→ Task requirements: State how many lines of the entries below hold the word "ffffff"; reply with nothing but the number.

┌─ Extracted entries

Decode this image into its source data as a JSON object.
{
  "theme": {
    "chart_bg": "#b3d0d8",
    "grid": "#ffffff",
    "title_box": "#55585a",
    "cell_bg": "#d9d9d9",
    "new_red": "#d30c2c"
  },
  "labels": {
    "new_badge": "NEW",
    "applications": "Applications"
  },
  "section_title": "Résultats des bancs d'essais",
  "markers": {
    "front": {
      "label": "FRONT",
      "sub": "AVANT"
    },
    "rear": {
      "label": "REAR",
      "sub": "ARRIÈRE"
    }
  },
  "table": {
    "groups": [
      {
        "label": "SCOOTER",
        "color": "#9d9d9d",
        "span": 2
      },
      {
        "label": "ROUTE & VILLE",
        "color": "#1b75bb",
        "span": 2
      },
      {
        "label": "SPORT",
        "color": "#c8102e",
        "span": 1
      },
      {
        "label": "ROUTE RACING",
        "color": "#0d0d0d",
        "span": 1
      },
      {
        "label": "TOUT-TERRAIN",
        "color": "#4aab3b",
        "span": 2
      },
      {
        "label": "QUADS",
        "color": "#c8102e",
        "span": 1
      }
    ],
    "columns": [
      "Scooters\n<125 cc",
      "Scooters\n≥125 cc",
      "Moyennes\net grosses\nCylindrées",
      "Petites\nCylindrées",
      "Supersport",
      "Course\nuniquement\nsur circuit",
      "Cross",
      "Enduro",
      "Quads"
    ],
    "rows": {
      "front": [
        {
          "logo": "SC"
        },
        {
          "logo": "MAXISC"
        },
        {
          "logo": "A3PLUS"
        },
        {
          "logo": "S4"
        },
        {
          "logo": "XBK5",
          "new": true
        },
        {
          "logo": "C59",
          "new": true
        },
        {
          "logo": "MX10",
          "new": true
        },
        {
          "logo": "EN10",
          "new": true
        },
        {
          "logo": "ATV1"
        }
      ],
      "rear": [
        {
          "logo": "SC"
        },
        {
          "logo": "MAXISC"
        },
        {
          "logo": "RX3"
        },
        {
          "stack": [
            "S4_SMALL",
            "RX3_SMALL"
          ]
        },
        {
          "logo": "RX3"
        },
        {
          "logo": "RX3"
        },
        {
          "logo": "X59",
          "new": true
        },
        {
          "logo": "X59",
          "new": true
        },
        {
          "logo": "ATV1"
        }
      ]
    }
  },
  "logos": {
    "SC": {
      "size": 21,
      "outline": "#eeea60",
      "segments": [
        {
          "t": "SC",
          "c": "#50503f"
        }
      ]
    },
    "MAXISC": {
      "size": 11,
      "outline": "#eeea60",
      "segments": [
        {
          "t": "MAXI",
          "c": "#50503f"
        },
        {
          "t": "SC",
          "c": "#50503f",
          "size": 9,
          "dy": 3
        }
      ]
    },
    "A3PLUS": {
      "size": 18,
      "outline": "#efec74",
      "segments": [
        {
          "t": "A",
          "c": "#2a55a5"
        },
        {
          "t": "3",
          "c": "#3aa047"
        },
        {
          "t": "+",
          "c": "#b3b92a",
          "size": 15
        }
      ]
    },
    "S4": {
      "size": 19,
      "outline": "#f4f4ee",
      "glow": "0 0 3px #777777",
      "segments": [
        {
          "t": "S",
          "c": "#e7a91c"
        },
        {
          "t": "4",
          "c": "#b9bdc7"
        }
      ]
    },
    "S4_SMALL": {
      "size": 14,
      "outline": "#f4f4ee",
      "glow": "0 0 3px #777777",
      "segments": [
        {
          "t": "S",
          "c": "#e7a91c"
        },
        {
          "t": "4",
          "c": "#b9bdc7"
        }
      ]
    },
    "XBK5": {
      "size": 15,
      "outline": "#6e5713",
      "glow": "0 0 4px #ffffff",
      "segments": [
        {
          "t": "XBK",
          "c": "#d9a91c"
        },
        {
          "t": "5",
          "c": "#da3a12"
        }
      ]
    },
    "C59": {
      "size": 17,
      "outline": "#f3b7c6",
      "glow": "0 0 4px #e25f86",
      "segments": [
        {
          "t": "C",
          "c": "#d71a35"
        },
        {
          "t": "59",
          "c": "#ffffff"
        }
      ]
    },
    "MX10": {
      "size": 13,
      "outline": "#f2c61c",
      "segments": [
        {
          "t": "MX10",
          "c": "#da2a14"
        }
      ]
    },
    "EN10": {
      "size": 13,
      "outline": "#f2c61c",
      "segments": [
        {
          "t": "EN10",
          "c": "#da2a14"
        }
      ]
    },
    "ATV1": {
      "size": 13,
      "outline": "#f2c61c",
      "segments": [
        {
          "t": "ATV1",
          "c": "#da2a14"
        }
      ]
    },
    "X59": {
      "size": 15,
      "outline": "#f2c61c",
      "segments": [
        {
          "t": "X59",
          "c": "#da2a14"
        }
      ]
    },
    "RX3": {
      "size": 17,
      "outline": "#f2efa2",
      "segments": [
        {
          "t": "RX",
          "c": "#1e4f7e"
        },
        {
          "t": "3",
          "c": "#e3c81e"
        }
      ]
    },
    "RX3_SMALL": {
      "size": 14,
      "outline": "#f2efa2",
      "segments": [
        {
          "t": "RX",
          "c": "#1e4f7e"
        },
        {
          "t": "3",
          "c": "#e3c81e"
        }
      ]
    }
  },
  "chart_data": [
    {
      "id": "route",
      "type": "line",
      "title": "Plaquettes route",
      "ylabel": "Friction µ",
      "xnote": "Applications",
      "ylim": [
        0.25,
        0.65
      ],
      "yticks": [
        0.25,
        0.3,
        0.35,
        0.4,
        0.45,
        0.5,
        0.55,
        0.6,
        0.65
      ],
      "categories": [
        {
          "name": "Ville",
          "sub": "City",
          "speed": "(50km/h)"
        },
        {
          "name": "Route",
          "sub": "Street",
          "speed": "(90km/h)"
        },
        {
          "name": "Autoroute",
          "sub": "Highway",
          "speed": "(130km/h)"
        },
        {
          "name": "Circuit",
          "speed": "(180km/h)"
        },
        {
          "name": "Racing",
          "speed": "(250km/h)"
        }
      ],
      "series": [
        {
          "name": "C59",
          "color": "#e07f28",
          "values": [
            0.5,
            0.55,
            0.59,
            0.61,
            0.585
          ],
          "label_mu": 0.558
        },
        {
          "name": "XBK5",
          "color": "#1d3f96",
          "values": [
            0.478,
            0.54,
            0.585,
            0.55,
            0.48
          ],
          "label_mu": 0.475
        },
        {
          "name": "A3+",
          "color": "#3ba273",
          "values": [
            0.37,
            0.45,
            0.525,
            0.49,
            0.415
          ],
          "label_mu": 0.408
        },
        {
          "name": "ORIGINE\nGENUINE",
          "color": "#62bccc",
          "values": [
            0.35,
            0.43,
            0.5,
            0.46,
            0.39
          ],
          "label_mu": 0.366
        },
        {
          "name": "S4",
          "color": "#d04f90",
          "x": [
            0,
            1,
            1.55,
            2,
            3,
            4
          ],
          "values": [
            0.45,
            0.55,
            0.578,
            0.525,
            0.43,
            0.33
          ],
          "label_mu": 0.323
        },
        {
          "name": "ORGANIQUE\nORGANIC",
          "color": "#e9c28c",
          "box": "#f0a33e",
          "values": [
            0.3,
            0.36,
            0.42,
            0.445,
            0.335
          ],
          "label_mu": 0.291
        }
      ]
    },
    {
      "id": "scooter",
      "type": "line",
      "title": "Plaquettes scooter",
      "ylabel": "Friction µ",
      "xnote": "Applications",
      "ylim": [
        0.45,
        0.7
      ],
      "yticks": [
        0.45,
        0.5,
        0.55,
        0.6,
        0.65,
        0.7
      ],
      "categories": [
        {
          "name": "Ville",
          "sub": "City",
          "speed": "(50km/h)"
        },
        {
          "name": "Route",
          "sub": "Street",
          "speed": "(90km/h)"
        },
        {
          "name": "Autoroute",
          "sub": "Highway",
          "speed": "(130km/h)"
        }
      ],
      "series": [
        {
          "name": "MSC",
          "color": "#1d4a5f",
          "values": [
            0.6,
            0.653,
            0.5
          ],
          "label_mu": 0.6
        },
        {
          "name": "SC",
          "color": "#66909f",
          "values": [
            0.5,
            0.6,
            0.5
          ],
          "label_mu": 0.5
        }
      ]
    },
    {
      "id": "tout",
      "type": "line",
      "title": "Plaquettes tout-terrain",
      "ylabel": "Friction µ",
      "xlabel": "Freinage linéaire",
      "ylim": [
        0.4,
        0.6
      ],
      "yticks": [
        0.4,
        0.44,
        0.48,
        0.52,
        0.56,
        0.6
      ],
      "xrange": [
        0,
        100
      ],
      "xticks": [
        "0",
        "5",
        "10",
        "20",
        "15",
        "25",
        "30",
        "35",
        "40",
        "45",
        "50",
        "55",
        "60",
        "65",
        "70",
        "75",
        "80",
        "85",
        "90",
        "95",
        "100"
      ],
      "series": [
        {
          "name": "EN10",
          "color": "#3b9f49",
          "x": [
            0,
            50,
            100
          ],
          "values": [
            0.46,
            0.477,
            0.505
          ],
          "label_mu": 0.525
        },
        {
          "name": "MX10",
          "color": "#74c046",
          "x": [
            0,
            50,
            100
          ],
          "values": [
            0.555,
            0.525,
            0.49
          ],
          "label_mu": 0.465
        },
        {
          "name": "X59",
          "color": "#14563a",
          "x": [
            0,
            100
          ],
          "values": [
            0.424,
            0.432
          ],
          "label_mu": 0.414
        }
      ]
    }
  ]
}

└─

→ Complete response: 3